▶ _TEXT EXCERPT_:
»»
What is Payback Period?
How long until an investment pays for itself - the simplest read on capital risk.
Payback Period: definition
Payback answers a blunt question: how long until I get my money back? It is easy to compute and communicate, which is why it is popular for quick screening and cash-sensitive businesses. Its weaknesses are that plain payback ignores the time value of money and any cash flow after the cutoff. Discounted payback fixes the first by discounting the flows first.
Payback period (even cash flows)
Payback Period = Initial Investment ÷ Annual Cash Inflow
For uneven cash flows, accumulate inflows year by year until they equal the investment. Discounted payback uses present-valued inflows instead.
How Fintra handles it
Fintra shows payback and discounted payback next to NPV and IRR for the same projected cash flows, so a fast payback does not hide a value-destroying project (or vice versa). Because the projection sits on live data, payback updates as assumptions or actuals change.
- Plain and discounted payback computed from projected cash flows
- Displayed with NPV and IRR to balance speed against value
- A payback policy threshold flags projects that recover too slowly
Worked example
Frequently asked questions
What is a good payback period?
Shorter is generally better because capital is recovered sooner, but good depends on the project life and your cost of capital. A two-year payback on a ten-year asset is strong; the same payback on a three-year asset is only adequate. Use it alongside NPV.
What is discounted payback period?
It is the payback period computed on present-valued cash flows, so it accounts for the time value of money. Discounted payback is always longer than plain payback and gives a more accurate view of when the investment truly breaks even.
Why is payback period criticized?
Plain payback ignores the time value of money and disregards all cash flows after the cutoff, so it can favor short-term projects over more valuable long-term ones. It is best used as a liquidity screen, not the sole decision rule.
Should payback replace NPV?
No - payback measures speed of recovery and risk, while NPV measures value created. Use payback to screen for cash risk and NPV or IRR to decide which projects actually create the most value. Fintra shows all three together.
««
▶ _WHAT THE TASK REQUIRES_:
From the payback period page, pull out the passage starting with "What is discounted" and going on through "payback period criticized?", copying it word for word.

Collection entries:
»»
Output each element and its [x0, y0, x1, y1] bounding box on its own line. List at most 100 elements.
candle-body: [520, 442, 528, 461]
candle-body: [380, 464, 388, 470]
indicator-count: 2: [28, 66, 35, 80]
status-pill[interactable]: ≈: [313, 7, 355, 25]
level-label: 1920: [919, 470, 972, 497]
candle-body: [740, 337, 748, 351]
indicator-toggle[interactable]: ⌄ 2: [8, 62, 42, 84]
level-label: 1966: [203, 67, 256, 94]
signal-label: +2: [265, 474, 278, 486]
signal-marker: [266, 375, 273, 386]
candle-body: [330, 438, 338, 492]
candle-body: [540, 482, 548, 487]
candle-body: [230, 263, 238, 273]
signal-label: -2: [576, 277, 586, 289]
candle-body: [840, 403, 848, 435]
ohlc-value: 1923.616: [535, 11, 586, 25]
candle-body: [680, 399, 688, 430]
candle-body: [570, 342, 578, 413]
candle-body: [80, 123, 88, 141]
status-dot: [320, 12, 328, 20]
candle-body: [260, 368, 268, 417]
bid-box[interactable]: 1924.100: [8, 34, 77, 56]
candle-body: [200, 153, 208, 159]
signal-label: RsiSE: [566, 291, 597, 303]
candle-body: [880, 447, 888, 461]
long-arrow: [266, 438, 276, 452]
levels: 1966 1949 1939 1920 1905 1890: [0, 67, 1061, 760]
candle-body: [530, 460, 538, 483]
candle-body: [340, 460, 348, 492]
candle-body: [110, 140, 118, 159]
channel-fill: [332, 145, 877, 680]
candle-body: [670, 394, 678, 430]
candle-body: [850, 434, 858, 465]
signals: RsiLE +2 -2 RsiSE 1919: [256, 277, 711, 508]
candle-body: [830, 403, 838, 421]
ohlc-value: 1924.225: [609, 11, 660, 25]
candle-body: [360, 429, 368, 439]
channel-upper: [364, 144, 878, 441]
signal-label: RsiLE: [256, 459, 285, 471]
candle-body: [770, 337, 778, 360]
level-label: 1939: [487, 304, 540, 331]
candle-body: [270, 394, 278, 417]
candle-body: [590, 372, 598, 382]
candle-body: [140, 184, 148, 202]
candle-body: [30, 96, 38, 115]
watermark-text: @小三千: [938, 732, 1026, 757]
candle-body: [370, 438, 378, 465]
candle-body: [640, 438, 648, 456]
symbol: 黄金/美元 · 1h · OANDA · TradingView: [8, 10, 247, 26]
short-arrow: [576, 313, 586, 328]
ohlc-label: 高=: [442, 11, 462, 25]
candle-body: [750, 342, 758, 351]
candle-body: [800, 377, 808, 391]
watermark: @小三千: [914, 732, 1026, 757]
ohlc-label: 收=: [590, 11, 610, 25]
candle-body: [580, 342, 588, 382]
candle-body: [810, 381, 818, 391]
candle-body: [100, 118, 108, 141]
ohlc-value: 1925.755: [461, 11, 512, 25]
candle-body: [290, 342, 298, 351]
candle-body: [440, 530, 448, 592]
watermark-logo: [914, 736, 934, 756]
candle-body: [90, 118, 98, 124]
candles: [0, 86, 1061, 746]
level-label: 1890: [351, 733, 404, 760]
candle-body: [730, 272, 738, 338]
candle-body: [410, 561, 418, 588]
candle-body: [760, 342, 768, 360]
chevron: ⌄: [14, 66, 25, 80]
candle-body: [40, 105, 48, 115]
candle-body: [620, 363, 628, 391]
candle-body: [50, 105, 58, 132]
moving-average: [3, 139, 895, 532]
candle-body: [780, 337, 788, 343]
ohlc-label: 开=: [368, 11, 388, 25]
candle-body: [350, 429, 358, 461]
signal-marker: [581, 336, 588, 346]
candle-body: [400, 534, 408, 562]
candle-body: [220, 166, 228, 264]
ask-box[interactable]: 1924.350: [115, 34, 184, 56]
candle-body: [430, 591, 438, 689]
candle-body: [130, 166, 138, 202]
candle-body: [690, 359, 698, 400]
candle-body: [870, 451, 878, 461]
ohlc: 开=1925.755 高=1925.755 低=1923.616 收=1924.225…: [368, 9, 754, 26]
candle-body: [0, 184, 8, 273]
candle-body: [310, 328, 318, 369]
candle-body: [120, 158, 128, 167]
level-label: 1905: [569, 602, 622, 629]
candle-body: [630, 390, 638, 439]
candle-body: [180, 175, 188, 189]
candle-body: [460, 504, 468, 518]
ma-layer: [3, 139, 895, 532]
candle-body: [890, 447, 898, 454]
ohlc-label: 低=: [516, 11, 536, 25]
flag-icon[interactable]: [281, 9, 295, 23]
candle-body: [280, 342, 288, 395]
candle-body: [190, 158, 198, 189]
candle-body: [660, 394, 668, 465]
««
▶ _ANSWER SECTION_:
What is discounted payback period?
It is the payback period computed on present-valued cash flows, so it accounts for the time value of money. Discounted payback is always longer than plain payback and gives a more accurate view of when the investment truly breaks even.
Why is payback period criticized?